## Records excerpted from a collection
_ _ _ _ _

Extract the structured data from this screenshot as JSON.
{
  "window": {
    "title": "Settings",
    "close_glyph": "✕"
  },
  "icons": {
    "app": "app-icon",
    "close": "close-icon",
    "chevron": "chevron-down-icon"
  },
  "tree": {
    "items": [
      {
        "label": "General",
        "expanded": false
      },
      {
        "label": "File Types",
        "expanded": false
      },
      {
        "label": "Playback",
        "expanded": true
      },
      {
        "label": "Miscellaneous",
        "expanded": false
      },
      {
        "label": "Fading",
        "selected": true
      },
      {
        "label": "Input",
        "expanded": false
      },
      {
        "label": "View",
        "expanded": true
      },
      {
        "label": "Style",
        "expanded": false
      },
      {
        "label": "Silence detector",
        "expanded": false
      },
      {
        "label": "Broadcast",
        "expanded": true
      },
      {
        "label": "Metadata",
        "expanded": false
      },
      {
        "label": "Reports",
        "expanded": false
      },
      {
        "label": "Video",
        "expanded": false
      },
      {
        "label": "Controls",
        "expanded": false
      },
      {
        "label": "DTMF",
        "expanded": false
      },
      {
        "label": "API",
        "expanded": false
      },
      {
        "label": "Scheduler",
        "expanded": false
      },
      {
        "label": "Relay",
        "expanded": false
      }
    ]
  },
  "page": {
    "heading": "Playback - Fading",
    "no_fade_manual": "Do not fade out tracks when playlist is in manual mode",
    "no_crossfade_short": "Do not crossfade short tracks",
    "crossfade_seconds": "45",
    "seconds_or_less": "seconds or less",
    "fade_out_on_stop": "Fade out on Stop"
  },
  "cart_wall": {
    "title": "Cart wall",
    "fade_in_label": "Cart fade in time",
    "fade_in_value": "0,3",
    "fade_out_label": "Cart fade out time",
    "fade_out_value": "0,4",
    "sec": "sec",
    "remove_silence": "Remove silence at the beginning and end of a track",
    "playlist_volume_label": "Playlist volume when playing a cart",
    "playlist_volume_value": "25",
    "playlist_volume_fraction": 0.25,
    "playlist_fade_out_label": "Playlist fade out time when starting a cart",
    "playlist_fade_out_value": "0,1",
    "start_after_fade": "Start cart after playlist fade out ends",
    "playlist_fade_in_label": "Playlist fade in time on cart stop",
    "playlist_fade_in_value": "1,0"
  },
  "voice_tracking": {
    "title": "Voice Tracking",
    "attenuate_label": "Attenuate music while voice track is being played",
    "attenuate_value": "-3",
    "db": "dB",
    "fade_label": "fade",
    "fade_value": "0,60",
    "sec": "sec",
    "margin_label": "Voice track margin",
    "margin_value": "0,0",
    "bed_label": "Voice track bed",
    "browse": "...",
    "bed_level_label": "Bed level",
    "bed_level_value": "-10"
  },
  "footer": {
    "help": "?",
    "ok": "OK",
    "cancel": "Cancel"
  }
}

_ _ _ _ _

## What you are asked to do
Search the records above for the string "time". Copy every line that contains it.

## Result for this exercise
    "fade_in_label": "Cart fade in time",
    "fade_out_label": "Cart fade out time",
    "playlist_fade_out_label": "Playlist fade out time when starting a cart",
    "playlist_fade_in_label": "Playlist fade in time on cart stop",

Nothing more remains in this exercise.